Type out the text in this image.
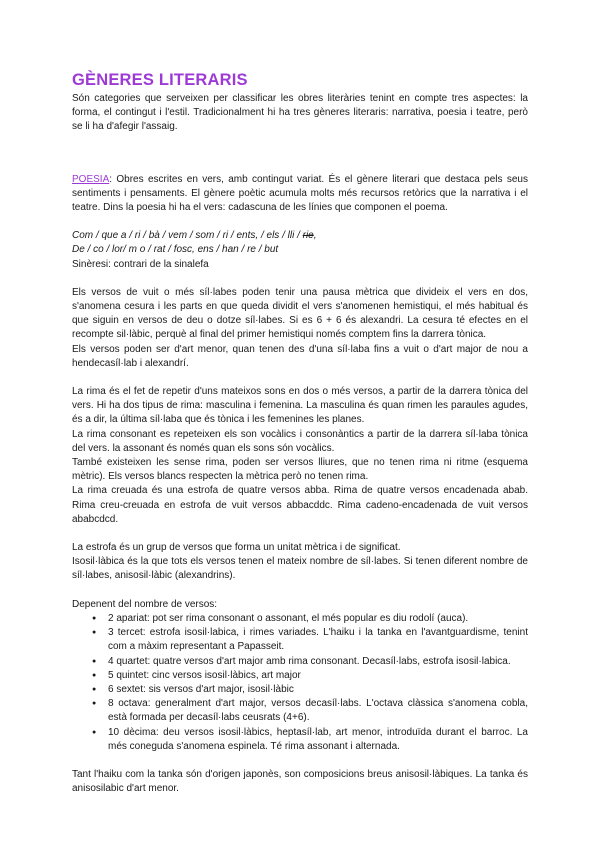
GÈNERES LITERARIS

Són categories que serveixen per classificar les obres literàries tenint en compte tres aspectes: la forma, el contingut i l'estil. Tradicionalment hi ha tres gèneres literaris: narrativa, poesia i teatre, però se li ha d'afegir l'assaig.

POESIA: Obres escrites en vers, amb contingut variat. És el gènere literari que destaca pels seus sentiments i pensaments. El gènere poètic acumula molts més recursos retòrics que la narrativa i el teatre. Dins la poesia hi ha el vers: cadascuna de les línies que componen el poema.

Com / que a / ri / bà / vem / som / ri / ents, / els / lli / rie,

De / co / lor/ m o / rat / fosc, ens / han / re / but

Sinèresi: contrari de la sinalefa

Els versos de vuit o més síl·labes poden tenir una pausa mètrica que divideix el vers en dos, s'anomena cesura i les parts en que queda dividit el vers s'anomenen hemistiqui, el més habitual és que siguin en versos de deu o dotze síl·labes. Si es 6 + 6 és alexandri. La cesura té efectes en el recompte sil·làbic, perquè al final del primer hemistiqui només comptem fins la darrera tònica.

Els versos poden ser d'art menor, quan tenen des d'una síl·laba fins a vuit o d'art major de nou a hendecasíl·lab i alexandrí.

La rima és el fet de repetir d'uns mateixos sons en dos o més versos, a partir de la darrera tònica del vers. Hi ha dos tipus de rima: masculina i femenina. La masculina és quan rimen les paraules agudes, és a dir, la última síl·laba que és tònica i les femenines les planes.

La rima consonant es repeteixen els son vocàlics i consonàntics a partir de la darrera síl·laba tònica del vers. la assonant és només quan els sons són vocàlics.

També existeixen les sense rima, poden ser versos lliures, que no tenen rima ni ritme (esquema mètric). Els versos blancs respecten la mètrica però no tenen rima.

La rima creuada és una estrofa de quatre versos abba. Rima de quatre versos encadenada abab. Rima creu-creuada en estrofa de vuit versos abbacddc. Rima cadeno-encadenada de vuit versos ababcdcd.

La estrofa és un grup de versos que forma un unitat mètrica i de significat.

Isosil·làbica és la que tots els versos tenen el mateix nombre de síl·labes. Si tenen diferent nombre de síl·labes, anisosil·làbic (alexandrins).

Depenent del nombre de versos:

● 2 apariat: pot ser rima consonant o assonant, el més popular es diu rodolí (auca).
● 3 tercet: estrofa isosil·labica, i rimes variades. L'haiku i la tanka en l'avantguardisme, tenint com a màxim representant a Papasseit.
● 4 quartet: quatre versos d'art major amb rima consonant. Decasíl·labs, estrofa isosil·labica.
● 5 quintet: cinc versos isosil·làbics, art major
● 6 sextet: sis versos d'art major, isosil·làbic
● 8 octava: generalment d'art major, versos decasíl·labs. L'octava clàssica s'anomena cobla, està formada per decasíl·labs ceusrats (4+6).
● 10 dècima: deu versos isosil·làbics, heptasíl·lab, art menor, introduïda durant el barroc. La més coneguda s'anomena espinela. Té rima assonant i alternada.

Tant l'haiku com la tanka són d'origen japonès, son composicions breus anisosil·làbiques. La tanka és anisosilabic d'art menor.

━━━━

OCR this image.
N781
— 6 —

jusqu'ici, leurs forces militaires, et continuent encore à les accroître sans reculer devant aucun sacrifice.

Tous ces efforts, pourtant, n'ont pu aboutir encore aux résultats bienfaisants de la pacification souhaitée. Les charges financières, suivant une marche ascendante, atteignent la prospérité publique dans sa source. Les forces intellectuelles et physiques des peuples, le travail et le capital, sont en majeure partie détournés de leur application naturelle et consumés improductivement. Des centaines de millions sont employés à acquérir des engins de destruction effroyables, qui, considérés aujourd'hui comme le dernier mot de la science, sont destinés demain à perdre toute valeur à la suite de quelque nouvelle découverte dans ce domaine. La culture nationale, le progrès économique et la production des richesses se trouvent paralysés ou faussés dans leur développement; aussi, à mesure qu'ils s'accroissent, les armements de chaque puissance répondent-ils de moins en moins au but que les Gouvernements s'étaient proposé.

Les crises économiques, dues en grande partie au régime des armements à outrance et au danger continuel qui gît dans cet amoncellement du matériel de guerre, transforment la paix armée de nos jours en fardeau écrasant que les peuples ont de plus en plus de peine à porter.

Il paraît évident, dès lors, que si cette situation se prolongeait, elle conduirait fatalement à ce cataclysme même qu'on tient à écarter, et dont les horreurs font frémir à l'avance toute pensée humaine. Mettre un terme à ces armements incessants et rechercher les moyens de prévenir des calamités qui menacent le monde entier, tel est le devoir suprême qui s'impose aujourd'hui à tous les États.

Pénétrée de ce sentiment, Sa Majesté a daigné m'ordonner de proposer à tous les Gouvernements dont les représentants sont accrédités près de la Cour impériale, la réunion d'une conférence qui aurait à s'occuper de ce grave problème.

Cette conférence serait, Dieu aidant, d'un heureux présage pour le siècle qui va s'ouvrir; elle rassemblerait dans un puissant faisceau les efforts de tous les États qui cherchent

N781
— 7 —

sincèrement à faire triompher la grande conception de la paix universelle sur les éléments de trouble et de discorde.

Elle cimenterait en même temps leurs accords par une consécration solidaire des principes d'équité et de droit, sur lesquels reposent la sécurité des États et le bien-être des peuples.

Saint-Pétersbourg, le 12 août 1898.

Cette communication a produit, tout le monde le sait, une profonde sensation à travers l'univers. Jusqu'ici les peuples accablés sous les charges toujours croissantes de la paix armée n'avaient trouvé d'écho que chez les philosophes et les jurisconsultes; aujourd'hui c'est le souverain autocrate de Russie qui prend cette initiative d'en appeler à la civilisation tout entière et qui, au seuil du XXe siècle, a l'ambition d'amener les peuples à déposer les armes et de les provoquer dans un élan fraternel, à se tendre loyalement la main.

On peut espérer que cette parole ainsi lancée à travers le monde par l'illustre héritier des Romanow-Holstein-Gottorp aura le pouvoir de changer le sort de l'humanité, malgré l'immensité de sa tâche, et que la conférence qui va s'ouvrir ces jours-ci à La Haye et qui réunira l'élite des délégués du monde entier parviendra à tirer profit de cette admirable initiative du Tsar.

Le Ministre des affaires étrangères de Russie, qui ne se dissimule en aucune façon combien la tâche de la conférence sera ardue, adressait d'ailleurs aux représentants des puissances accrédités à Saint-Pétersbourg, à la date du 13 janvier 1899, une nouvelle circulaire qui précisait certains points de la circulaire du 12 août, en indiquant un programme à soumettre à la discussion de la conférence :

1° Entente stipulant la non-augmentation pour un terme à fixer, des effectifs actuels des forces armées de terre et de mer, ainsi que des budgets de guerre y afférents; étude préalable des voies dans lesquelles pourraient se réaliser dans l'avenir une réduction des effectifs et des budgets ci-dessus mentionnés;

━━━━

Search the data above for the word "this", then gather each line in which it appears.

Type out the text in this image.
OCR this image.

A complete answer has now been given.